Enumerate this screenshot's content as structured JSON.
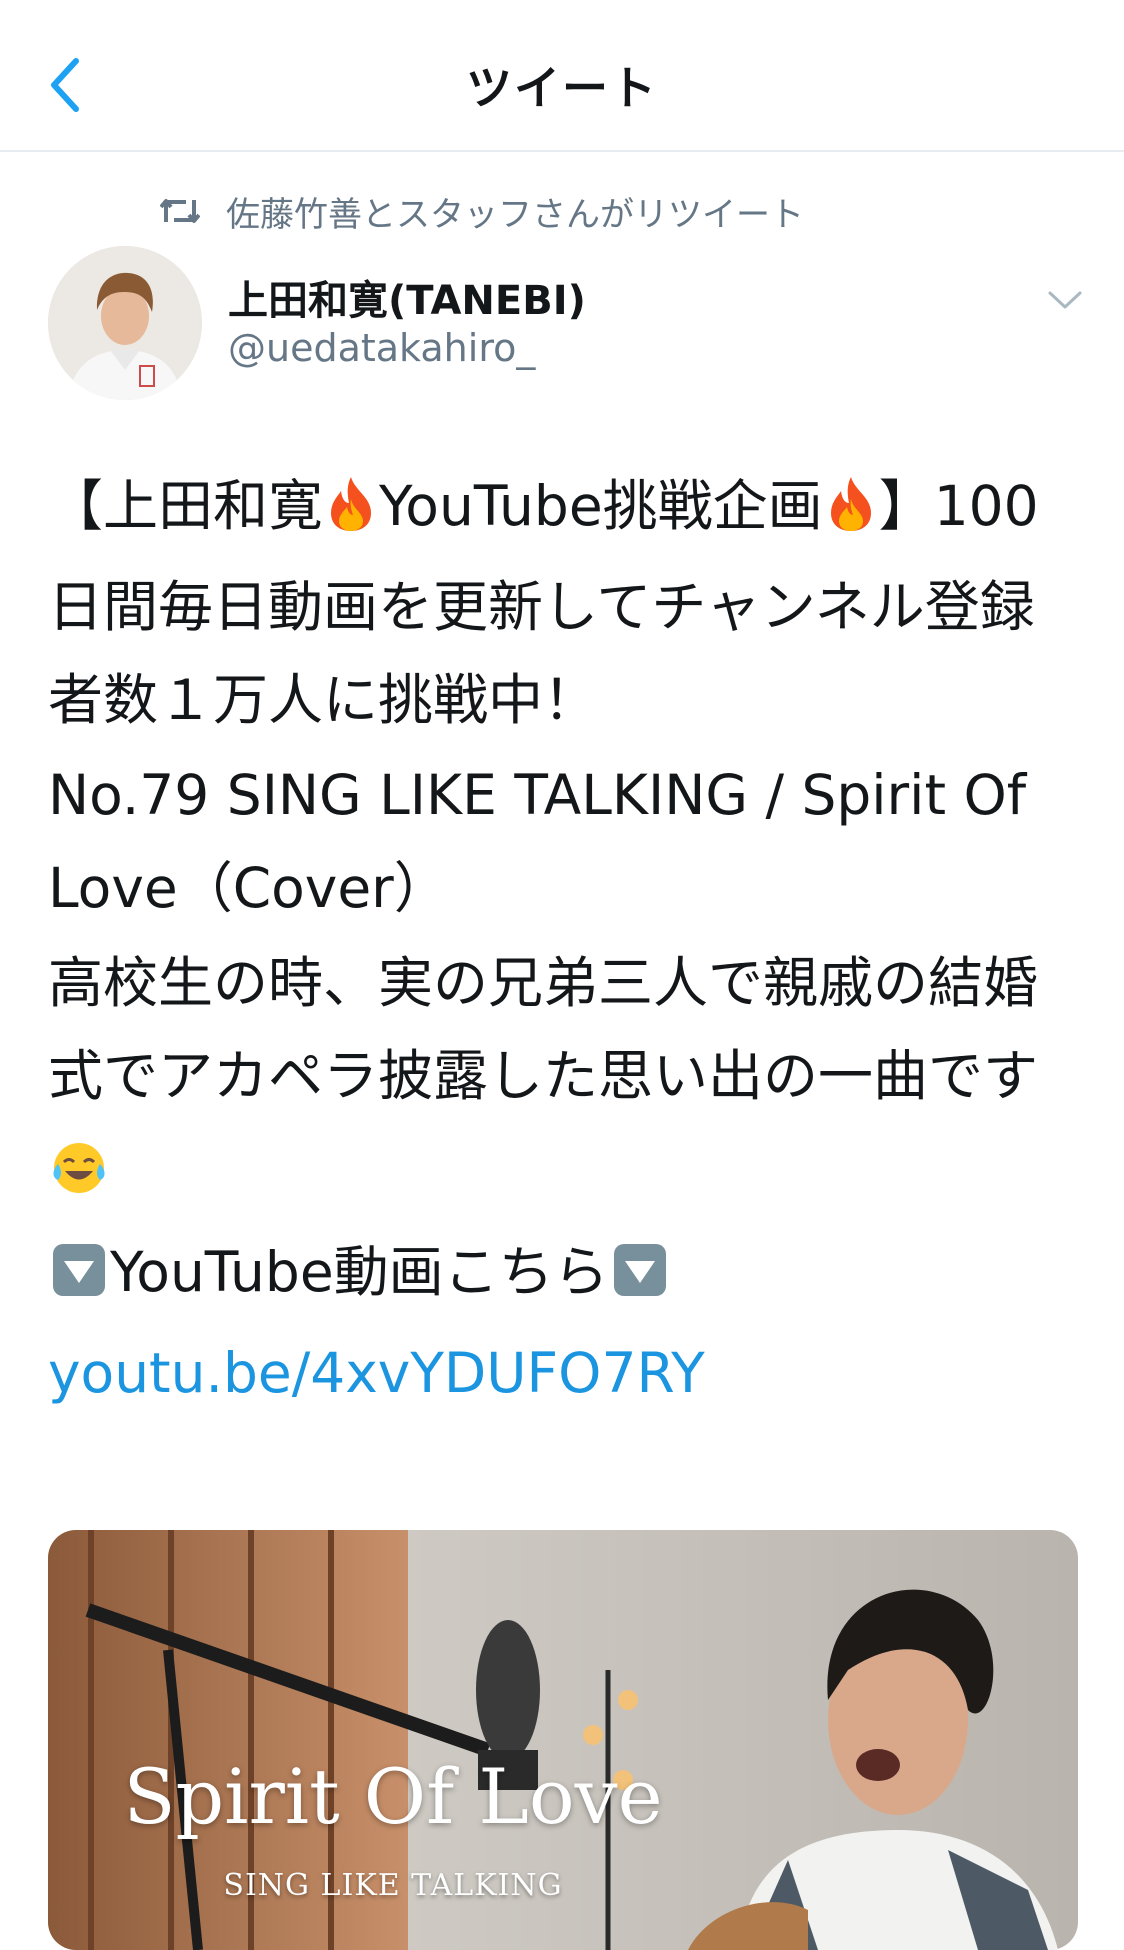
{
  "nav": {
    "title": "ツイート"
  },
  "retweet": {
    "text": "佐藤竹善とスタッフさんがリツイート"
  },
  "author": {
    "name": "上田和寛(TANEBI)",
    "handle": "@uedatakahiro_"
  },
  "tweet": {
    "line1_a": "【上田和寛",
    "line1_b": "YouTube挑戦企画",
    "line1_c": "】",
    "line1_rest": "100日間毎日動画を更新してチャンネル登録者数１万人に挑戦中！",
    "song": "No.79 SING LIKE TALKING / Spirit Of Love（Cover）",
    "story": "高校生の時、実の兄弟三人で親戚の結婚式でアカペラ披露した思い出の一曲です",
    "youtube_label": "YouTube動画こちら",
    "link": "youtu.be/4xvYDUFO7RY"
  },
  "media": {
    "title": "Spirit Of Love",
    "subtitle": "SING LIKE TALKING"
  },
  "colors": {
    "link": "#1b95e0",
    "secondary": "#657786",
    "border": "#e6ecf0"
  }
}
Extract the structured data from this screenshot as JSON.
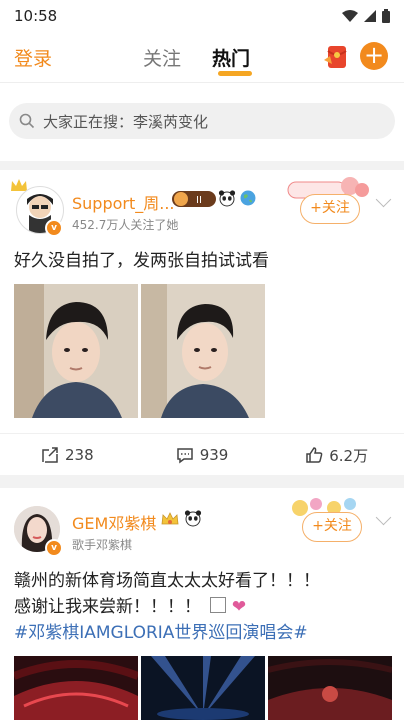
{
  "status": {
    "time": "10:58"
  },
  "nav": {
    "login": "登录",
    "follow_tab": "关注",
    "hot_tab": "热门"
  },
  "search": {
    "placeholder": "大家正在搜：李溪芮变化"
  },
  "posts": [
    {
      "username": "Support_周...",
      "followers": "452.7万人关注了她",
      "follow_label": "+关注",
      "text": "好久没自拍了，发两张自拍试试看",
      "reposts": "238",
      "comments": "939",
      "likes": "6.2万"
    },
    {
      "username": "GEM邓紫棋",
      "verified": "歌手邓紫棋",
      "follow_label": "+关注",
      "text_line1": "赣州的新体育场简直太太太好看了！！！",
      "text_line2": "感谢让我来尝新！！！！",
      "hashtag": "#邓紫棋IAMGLORIA世界巡回演唱会#"
    }
  ],
  "colors": {
    "accent": "#f28a1d",
    "link": "#3c6fb6"
  }
}
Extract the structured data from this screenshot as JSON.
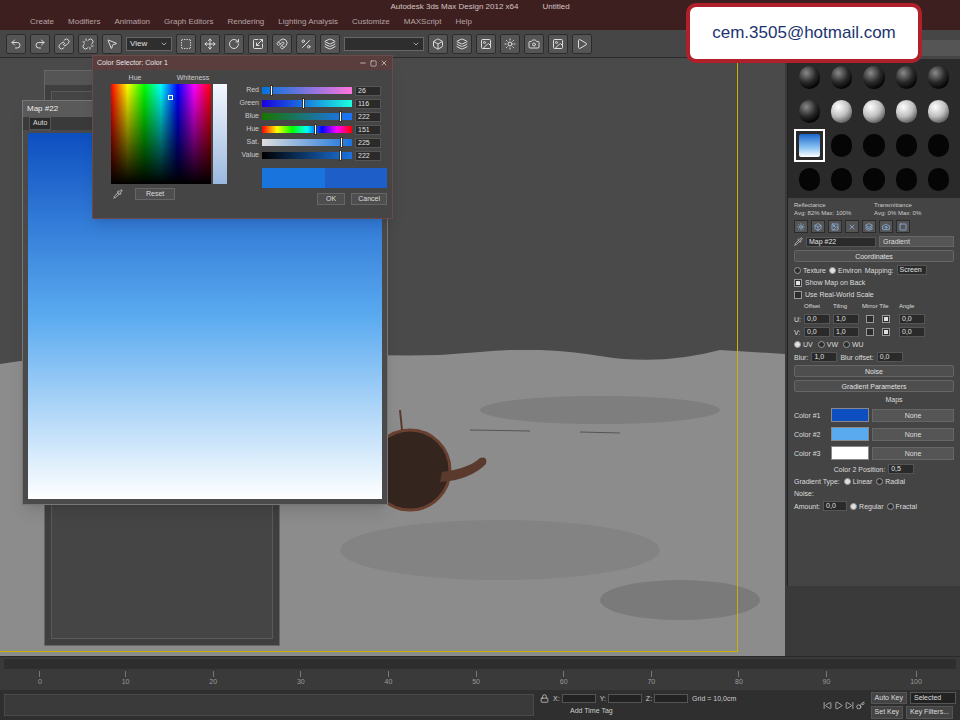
{
  "window": {
    "title": "Autodesk 3ds Max Design 2012 x64",
    "document": "Untitled"
  },
  "menu": [
    "Create",
    "Modifiers",
    "Animation",
    "Graph Editors",
    "Rendering",
    "Lighting Analysis",
    "Customize",
    "MAXScript",
    "Help"
  ],
  "toolbar": {
    "reference_coord": "View",
    "selection_set": ""
  },
  "badge": {
    "text": "cem.3505@hotmail.com"
  },
  "map_window": {
    "title": "Map #22",
    "display": "Auto"
  },
  "color_selector": {
    "title": "Color Selector: Color 1",
    "tabs": [
      "Hue",
      "Whiteness"
    ],
    "sliders": [
      {
        "label": "Red",
        "value": "26",
        "level": 0.1,
        "kind": "red"
      },
      {
        "label": "Green",
        "value": "116",
        "level": 0.45,
        "kind": "green"
      },
      {
        "label": "Blue",
        "value": "222",
        "level": 0.87,
        "kind": "blue"
      },
      {
        "label": "Hue",
        "value": "151",
        "level": 0.59,
        "kind": "hue"
      },
      {
        "label": "Sat.",
        "value": "225",
        "level": 0.88,
        "kind": "sat"
      },
      {
        "label": "Value",
        "value": "222",
        "level": 0.87,
        "kind": "value"
      }
    ],
    "new_color": "#1a74de",
    "old_color": "#1d5ec8",
    "buttons": [
      "Reset",
      "OK",
      "Cancel"
    ]
  },
  "material_editor": {
    "slots": [
      {
        "kind": "dark",
        "selected": false
      },
      {
        "kind": "dark",
        "selected": false
      },
      {
        "kind": "dark",
        "selected": false
      },
      {
        "kind": "dark",
        "selected": false
      },
      {
        "kind": "dark",
        "selected": false
      },
      {
        "kind": "dark",
        "selected": false
      },
      {
        "kind": "light",
        "selected": false
      },
      {
        "kind": "light",
        "selected": false
      },
      {
        "kind": "light",
        "selected": false
      },
      {
        "kind": "light",
        "selected": false
      },
      {
        "kind": "gradient",
        "selected": true
      },
      {
        "kind": "blank",
        "selected": false
      },
      {
        "kind": "blank",
        "selected": false
      },
      {
        "kind": "blank",
        "selected": false
      },
      {
        "kind": "blank",
        "selected": false
      },
      {
        "kind": "blank",
        "selected": false
      },
      {
        "kind": "blank",
        "selected": false
      },
      {
        "kind": "blank",
        "selected": false
      },
      {
        "kind": "blank",
        "selected": false
      },
      {
        "kind": "blank",
        "selected": false
      }
    ],
    "reflectance": {
      "label": "Reflectance",
      "reading": "Avg: 82% Max: 100%"
    },
    "transmittance": {
      "label": "Transmittance",
      "reading": "Avg: 0% Max: 0%"
    },
    "map_name": "Map #22",
    "map_type": "Gradient",
    "coordinates": {
      "title": "Coordinates",
      "sources": [
        {
          "label": "Texture",
          "selected": false
        },
        {
          "label": "Environ",
          "selected": true
        }
      ],
      "mapping_label": "Mapping:",
      "mapping": "Screen",
      "checks": [
        {
          "label": "Show Map on Back",
          "checked": true
        },
        {
          "label": "Use Real-World Scale",
          "checked": false
        }
      ],
      "columns": [
        "Offset",
        "Tiling",
        "Mirror Tile",
        "Angle"
      ],
      "rows": [
        {
          "axis": "U:",
          "offset": "0,0",
          "tiling": "1,0",
          "mirror": false,
          "tile": true,
          "angle": "0,0"
        },
        {
          "axis": "V:",
          "offset": "0,0",
          "tiling": "1,0",
          "mirror": false,
          "tile": true,
          "angle": "0,0"
        }
      ],
      "axes": [
        {
          "label": "UV",
          "selected": true
        },
        {
          "label": "VW",
          "selected": false
        },
        {
          "label": "WU",
          "selected": false
        }
      ],
      "blur": {
        "label": "Blur:",
        "value": "1,0"
      },
      "blur_offset": {
        "label": "Blur offset:",
        "value": "0,0"
      }
    },
    "noise_rollout": {
      "title": "Noise"
    },
    "gradient": {
      "title": "Gradient Parameters",
      "maps_label": "Maps",
      "colors": [
        {
          "label": "Color #1",
          "color": "#0d4fc0",
          "map": "None"
        },
        {
          "label": "Color #2",
          "color": "#5aaaf0",
          "map": "None"
        },
        {
          "label": "Color #3",
          "color": "#ffffff",
          "map": "None"
        }
      ],
      "position": {
        "label": "Color 2 Position:",
        "value": "0,5"
      },
      "type": {
        "label": "Gradient Type:",
        "options": [
          {
            "label": "Linear",
            "selected": true
          },
          {
            "label": "Radial",
            "selected": false
          }
        ]
      },
      "noise": {
        "label": "Noise:",
        "amount_label": "Amount:",
        "amount": "0,0",
        "options": [
          {
            "label": "Regular",
            "selected": true
          },
          {
            "label": "Fractal",
            "selected": false
          }
        ]
      }
    }
  },
  "timeline": {
    "ticks": [
      "0",
      "10",
      "20",
      "30",
      "40",
      "50",
      "60",
      "70",
      "80",
      "90",
      "100"
    ]
  },
  "status_bar": {
    "fields": [
      "X:",
      "Y:",
      "Z:"
    ],
    "grid": "Grid = 10,0cm",
    "add_time_tag": "Add Time Tag",
    "auto_key": {
      "label": "Auto Key",
      "on": false
    },
    "key_mode": "Selected",
    "set_key": "Set Key",
    "key_filters": "Key Filters..."
  }
}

Task goal:
Count each line with "link" in it and report that figure by itself.

Task solution:
3